**Records provided**

----

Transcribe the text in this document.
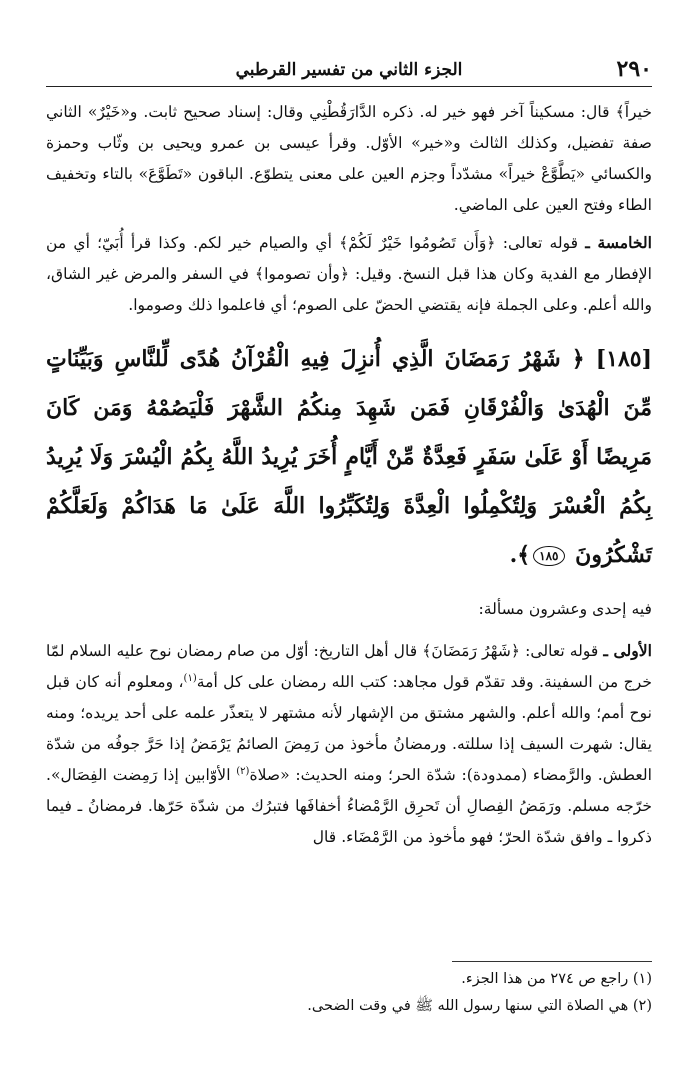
٢٩٠
الجزء الثاني من تفسير القرطبي

خيراً﴾ قال: مسكيناً آخر فهو خير له. ذكره الدَّارَقُطْنِي وقال: إسناد صحيح ثابت. و«خَيْرٌ» الثاني صفة تفضيل، وكذلك الثالث و«خير» الأوّل. وقرأ عيسى بن عمرو ويحيى بن وثّاب وحمزة والكسائي «يَطَّوَّعْ خيراً» مشدّداً وجزم العين على معنى يتطوّع. الباقون «تَطَوَّعَ» بالتاء وتخفيف الطاء وفتح العين على الماضي.

الخامسة ـ قوله تعالى: ﴿وَأَن تَصُومُوا خَيْرٌ لَكُمْ﴾ أي والصيام خير لكم. وكذا قرأ أُبَيّ؛ أي من الإفطار مع الفدية وكان هذا قبل النسخ. وقيل: ﴿وأن تصوموا﴾ في السفر والمرض غير الشاق، والله أعلم. وعلى الجملة فإنه يقتضي الحضّ على الصوم؛ أي فاعلموا ذلك وصوموا.

[١٨٥] ﴿ شَهْرُ رَمَضَانَ الَّذِي أُنزِلَ فِيهِ الْقُرْآنُ هُدًى لِّلنَّاسِ وَبَيِّنَاتٍ مِّنَ الْهُدَىٰ وَالْفُرْقَانِ فَمَن شَهِدَ مِنكُمُ الشَّهْرَ فَلْيَصُمْهُ وَمَن كَانَ مَرِيضًا أَوْ عَلَىٰ سَفَرٍ فَعِدَّةٌ مِّنْ أَيَّامٍ أُخَرَ يُرِيدُ اللَّهُ بِكُمُ الْيُسْرَ وَلَا يُرِيدُ بِكُمُ الْعُسْرَ وَلِتُكْمِلُوا الْعِدَّةَ وَلِتُكَبِّرُوا اللَّهَ عَلَىٰ مَا هَدَاكُمْ وَلَعَلَّكُمْ تَشْكُرُونَ ١٨٥﴾.

فيه إحدى وعشرون مسألة:

الأولى ـ قوله تعالى: ﴿شَهْرُ رَمَضَانَ﴾ قال أهل التاريخ: أوّل من صام رمضان نوح عليه السلام لمّا خرج من السفينة. وقد تقدّم قول مجاهد: كتب الله رمضان على كل أمة$^{(١)}$، ومعلوم أنه كان قبل نوح أمم؛ والله أعلم. والشهر مشتق من الإشهار لأنه مشتهر لا يتعذّر علمه على أحد يريده؛ ومنه يقال: شهرت السيف إذا سللته. ورمضانُ مأخوذ من رَمِضَ الصائمُ يَرْمَضُ إذا حَرَّ جوفُه من شدّة العطش. والرَّمضاء (ممدودة): شدّة الحر؛ ومنه الحديث: «صلاة$^{(٢)}$ الأوّابين إذا رَمِضت الفِصَال». خرّجه مسلم. ورَمَضُ الفِصالِ أن تَحرِق الرَّمْضاءُ أخفافَها فتبرُك من شدّة حَرّها. فرمضانُ ـ فيما ذكروا ـ وافق شدّة الحرّ؛ فهو مأخوذ من الرَّمْضَاء. قال

(١) راجع ص ٢٧٤ من هذا الجزء.

(٢) هي الصلاة التي سنها رسول الله ﷺ في وقت الضحى.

----

**What the exercise asks**
Show every line from the listing above in which the string "الجزء" appears.

**Answer to the task**
الجزء الثاني من تفسير القرطبي
(١) راجع ص ٢٧٤ من هذا الجزء.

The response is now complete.